Problem details -> Your task is to locate every line holding the string "Temperatur" and to copy each of them.

Dataset items
┌────────

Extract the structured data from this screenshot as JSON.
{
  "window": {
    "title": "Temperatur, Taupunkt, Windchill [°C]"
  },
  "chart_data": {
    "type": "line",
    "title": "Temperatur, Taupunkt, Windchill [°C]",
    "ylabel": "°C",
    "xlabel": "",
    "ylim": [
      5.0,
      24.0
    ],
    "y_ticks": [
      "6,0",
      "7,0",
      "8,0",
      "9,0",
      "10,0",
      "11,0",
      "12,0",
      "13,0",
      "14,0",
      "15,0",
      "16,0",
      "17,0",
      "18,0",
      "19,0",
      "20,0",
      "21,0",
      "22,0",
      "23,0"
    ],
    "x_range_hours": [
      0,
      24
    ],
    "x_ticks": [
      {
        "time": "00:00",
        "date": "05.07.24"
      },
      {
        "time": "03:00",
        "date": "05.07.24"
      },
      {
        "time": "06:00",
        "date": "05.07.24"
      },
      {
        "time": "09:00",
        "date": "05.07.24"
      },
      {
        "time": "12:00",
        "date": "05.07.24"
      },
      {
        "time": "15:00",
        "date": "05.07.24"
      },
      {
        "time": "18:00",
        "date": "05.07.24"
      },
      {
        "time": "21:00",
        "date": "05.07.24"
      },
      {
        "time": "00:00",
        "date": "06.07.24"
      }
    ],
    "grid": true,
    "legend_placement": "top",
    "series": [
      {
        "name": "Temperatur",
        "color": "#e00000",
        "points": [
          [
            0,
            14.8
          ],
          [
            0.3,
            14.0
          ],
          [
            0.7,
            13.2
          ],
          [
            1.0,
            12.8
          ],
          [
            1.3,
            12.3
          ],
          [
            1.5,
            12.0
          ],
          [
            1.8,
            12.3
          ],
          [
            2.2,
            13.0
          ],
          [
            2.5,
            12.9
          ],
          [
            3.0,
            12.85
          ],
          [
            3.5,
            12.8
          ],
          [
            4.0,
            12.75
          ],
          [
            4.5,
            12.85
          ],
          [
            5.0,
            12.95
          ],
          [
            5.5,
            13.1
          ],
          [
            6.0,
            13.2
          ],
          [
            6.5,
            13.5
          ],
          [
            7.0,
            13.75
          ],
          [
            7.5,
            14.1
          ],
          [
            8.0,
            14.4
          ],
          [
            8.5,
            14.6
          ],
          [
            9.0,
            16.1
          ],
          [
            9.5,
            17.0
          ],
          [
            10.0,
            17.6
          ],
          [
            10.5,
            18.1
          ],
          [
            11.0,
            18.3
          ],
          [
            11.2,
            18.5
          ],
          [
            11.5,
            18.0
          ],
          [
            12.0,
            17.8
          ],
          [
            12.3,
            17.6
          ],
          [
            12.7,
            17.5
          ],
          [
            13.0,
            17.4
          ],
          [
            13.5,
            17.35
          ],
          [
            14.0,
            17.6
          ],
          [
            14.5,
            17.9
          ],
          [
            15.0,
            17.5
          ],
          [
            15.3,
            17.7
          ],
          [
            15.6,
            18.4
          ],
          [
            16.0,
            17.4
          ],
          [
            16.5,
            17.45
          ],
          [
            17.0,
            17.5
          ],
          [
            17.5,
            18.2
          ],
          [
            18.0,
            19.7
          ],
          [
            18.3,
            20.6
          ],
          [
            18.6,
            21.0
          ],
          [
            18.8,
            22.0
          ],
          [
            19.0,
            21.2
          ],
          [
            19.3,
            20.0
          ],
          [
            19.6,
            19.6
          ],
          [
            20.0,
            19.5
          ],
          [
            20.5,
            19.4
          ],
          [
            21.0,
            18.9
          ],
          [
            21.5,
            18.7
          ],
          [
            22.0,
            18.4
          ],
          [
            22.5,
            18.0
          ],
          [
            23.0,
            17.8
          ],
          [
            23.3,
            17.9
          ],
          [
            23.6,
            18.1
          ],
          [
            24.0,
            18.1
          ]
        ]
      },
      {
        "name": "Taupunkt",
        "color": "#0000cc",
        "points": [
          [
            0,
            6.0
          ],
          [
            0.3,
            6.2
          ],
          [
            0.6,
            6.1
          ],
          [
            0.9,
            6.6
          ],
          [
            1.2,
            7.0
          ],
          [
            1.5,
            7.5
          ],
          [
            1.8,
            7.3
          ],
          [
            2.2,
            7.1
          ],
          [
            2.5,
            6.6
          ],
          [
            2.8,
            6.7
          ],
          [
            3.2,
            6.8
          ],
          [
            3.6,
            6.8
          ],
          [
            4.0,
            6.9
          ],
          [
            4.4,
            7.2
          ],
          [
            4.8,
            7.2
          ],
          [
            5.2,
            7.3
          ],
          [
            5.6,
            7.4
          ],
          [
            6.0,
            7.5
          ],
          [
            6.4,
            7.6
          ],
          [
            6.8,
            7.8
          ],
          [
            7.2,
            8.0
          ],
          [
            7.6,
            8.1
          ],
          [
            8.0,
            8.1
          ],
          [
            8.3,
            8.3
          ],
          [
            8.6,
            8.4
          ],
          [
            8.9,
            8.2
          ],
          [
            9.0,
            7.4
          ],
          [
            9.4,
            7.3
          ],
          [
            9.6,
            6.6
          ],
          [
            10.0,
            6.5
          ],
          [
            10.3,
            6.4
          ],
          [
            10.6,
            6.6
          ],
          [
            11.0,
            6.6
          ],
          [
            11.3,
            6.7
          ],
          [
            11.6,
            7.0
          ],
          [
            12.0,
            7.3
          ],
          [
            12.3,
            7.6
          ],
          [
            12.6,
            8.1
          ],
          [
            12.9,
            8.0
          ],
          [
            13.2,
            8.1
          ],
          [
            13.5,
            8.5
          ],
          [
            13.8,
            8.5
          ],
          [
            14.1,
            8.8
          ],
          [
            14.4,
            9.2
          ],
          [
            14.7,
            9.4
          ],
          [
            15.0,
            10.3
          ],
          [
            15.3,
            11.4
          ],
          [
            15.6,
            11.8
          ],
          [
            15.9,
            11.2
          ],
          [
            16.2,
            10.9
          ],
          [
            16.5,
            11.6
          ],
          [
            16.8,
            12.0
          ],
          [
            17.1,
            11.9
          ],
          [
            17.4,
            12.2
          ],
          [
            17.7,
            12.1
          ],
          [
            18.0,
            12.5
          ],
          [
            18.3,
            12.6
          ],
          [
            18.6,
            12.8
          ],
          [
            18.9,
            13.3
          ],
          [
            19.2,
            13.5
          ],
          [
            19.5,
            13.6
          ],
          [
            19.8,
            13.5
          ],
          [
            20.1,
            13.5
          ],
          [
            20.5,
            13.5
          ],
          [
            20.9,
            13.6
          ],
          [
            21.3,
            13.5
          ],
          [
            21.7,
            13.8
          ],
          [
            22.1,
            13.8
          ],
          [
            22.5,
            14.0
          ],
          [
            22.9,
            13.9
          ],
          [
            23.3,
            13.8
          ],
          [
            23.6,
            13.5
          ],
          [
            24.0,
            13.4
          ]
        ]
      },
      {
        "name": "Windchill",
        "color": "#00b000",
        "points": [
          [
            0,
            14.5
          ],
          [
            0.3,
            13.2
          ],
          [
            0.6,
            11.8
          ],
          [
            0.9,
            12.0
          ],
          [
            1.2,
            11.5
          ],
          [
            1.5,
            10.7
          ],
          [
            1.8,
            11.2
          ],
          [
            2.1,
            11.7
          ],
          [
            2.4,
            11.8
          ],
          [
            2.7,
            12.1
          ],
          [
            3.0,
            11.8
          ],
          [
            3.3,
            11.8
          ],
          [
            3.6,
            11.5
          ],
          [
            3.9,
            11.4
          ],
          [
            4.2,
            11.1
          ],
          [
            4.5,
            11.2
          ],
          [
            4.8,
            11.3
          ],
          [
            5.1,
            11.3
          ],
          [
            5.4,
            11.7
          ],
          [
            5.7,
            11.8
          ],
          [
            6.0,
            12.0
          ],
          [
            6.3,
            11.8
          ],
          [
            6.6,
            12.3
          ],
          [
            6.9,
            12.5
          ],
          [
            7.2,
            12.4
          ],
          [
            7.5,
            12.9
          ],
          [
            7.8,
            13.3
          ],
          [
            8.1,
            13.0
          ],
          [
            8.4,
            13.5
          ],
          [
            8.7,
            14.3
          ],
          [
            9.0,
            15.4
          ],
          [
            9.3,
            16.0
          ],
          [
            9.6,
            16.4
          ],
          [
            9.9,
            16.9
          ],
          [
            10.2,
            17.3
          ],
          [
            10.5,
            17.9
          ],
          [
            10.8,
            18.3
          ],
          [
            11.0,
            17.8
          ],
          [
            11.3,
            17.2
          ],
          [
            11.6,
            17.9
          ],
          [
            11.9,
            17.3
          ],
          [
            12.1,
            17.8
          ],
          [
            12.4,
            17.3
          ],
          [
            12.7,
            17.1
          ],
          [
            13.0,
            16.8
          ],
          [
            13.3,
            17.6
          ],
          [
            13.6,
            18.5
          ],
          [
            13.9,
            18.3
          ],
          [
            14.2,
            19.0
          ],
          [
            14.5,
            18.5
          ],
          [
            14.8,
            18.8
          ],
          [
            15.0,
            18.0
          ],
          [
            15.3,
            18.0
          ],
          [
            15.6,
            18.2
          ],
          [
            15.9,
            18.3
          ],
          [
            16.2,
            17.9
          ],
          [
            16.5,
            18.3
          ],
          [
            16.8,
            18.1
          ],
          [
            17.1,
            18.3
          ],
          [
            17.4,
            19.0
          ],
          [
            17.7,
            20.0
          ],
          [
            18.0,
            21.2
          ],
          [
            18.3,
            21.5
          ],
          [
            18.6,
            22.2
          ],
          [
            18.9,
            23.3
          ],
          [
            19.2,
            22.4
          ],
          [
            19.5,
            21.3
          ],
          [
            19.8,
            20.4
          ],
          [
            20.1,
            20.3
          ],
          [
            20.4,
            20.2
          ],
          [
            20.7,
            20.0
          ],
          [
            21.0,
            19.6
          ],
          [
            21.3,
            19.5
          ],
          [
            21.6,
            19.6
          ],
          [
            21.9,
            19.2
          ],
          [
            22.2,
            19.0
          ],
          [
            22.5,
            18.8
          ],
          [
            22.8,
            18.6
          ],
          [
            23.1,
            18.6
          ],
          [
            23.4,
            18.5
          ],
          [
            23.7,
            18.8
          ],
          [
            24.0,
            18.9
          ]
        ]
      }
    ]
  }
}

└────────

Result below ->
    "title": "Temperatur, Taupunkt, Windchill [°C]"
    "title": "Temperatur, Taupunkt, Windchill [°C]",
        "name": "Temperatur",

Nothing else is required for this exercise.